WHAT IS BEING ASKED - Each entry below is to be duplicated verbatim.

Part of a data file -
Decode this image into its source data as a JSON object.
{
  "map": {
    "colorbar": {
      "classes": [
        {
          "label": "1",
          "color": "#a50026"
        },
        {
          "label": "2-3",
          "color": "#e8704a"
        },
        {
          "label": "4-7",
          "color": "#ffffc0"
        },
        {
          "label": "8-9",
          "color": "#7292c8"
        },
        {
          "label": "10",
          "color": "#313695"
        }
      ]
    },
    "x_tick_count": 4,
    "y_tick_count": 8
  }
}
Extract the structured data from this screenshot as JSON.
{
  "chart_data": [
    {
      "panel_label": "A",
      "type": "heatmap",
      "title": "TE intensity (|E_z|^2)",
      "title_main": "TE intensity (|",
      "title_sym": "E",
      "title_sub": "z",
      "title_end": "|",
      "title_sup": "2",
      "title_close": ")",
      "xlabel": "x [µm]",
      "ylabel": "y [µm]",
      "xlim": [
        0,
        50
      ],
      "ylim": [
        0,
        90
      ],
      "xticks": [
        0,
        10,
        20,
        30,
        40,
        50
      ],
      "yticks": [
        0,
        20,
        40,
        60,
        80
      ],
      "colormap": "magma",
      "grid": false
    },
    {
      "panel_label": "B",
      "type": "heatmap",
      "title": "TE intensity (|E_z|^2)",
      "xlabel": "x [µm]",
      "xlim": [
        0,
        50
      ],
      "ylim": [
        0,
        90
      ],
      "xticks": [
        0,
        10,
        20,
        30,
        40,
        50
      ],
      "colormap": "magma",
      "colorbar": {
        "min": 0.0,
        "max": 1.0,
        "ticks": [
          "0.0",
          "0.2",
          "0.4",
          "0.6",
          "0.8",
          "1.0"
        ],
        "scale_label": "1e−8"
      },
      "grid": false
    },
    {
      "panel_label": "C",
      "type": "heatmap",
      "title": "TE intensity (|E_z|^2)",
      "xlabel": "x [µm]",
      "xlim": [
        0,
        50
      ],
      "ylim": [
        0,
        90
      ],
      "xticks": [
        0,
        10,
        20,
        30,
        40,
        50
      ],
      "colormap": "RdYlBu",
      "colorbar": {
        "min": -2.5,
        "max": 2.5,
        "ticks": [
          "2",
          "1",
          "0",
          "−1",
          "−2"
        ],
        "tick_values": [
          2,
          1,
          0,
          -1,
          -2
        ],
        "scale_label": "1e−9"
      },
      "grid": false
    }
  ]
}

SOLUTION FOR THIS EXERCISE -
Decode this image into its source data as a JSON object.
{
  "map": {
    "colorbar": {
      "classes": [
        {
          "label": "1",
          "color": "#a50026"
        },
        {
          "label": "2-3",
          "color": "#e8704a"
        },
        {
          "label": "4-7",
          "color": "#ffffc0"
        },
        {
          "label": "8-9",
          "color": "#7292c8"
        },
        {
          "label": "10",
          "color": "#313695"
        }
      ]
    },
    "x_tick_count": 4,
    "y_tick_count": 8
  }
}
Extract the structured data from this screenshot as JSON.
{
  "chart_data": [
    {
      "panel_label": "A",
      "type": "heatmap",
      "title": "TE intensity (|E_z|^2)",
      "title_main": "TE intensity (|",
      "title_sym": "E",
      "title_sub": "z",
      "title_end": "|",
      "title_sup": "2",
      "title_close": ")",
      "xlabel": "x [µm]",
      "ylabel": "y [µm]",
      "xlim": [
        0,
        50
      ],
      "ylim": [
        0,
        90
      ],
      "xticks": [
        0,
        10,
        20,
        30,
        40,
        50
      ],
      "yticks": [
        0,
        20,
        40,
        60,
        80
      ],
      "colormap": "magma",
      "grid": false
    },
    {
      "panel_label": "B",
      "type": "heatmap",
      "title": "TE intensity (|E_z|^2)",
      "xlabel": "x [µm]",
      "xlim": [
        0,
        50
      ],
      "ylim": [
        0,
        90
      ],
      "xticks": [
        0,
        10,
        20,
        30,
        40,
        50
      ],
      "colormap": "magma",
      "colorbar": {
        "min": 0.0,
        "max": 1.0,
        "ticks": [
          "0.0",
          "0.2",
          "0.4",
          "0.6",
          "0.8",
          "1.0"
        ],
        "scale_label": "1e−8"
      },
      "grid": false
    },
    {
      "panel_label": "C",
      "type": "heatmap",
      "title": "TE intensity (|E_z|^2)",
      "xlabel": "x [µm]",
      "xlim": [
        0,
        50
      ],
      "ylim": [
        0,
        90
      ],
      "xticks": [
        0,
        10,
        20,
        30,
        40,
        50
      ],
      "colormap": "RdYlBu",
      "colorbar": {
        "min": -2.5,
        "max": 2.5,
        "ticks": [
          "2",
          "1",
          "0",
          "−1",
          "−2"
        ],
        "tick_values": [
          2,
          1,
          0,
          -1,
          -2
        ],
        "scale_label": "1e−9"
      },
      "grid": false
    }
  ]
}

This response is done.